Written request ▸
Will you write out the data exactly, excluding every picture?

##### Exercise input #####

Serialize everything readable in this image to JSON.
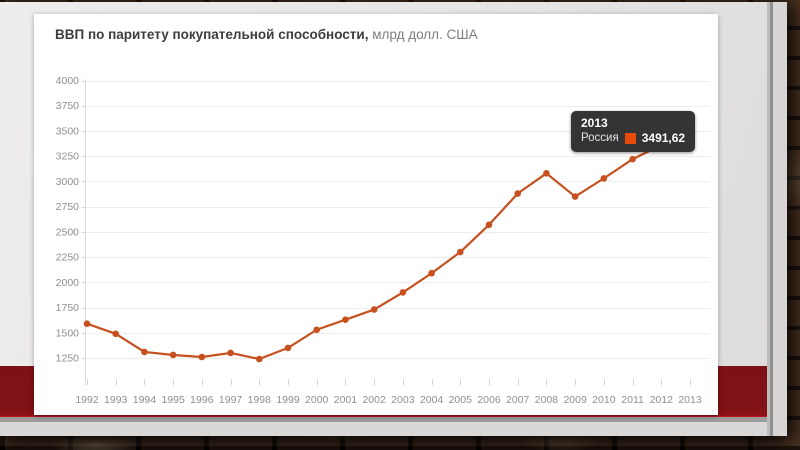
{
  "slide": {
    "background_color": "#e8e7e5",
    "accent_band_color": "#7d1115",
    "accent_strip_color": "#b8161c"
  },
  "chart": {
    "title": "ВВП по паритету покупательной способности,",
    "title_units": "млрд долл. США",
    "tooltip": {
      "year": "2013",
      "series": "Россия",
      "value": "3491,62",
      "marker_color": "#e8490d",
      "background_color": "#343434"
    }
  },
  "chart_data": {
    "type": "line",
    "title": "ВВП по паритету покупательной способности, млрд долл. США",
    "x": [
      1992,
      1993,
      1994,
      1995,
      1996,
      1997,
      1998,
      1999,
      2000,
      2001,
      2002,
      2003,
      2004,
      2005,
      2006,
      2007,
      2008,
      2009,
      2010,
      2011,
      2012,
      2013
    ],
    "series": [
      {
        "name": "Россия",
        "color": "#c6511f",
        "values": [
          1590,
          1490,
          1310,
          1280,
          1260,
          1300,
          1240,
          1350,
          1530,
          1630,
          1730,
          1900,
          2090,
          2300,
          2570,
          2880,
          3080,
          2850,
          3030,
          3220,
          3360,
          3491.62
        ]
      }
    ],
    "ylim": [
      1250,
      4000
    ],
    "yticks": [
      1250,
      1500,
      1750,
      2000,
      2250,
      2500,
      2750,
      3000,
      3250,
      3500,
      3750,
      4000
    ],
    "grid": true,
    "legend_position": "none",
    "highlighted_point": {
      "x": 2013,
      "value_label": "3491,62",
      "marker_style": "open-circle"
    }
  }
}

#####

Task output ▸
Serialize everything readable in this image to JSON.
{
  "slide": {
    "background_color": "#e8e7e5",
    "accent_band_color": "#7d1115",
    "accent_strip_color": "#b8161c"
  },
  "chart": {
    "title": "ВВП по паритету покупательной способности,",
    "title_units": "млрд долл. США",
    "tooltip": {
      "year": "2013",
      "series": "Россия",
      "value": "3491,62",
      "marker_color": "#e8490d",
      "background_color": "#343434"
    }
  },
  "chart_data": {
    "type": "line",
    "title": "ВВП по паритету покупательной способности, млрд долл. США",
    "x": [
      1992,
      1993,
      1994,
      1995,
      1996,
      1997,
      1998,
      1999,
      2000,
      2001,
      2002,
      2003,
      2004,
      2005,
      2006,
      2007,
      2008,
      2009,
      2010,
      2011,
      2012,
      2013
    ],
    "series": [
      {
        "name": "Россия",
        "color": "#c6511f",
        "values": [
          1590,
          1490,
          1310,
          1280,
          1260,
          1300,
          1240,
          1350,
          1530,
          1630,
          1730,
          1900,
          2090,
          2300,
          2570,
          2880,
          3080,
          2850,
          3030,
          3220,
          3360,
          3491.62
        ]
      }
    ],
    "ylim": [
      1250,
      4000
    ],
    "yticks": [
      1250,
      1500,
      1750,
      2000,
      2250,
      2500,
      2750,
      3000,
      3250,
      3500,
      3750,
      4000
    ],
    "grid": true,
    "legend_position": "none",
    "highlighted_point": {
      "x": 2013,
      "value_label": "3491,62",
      "marker_style": "open-circle"
    }
  }
}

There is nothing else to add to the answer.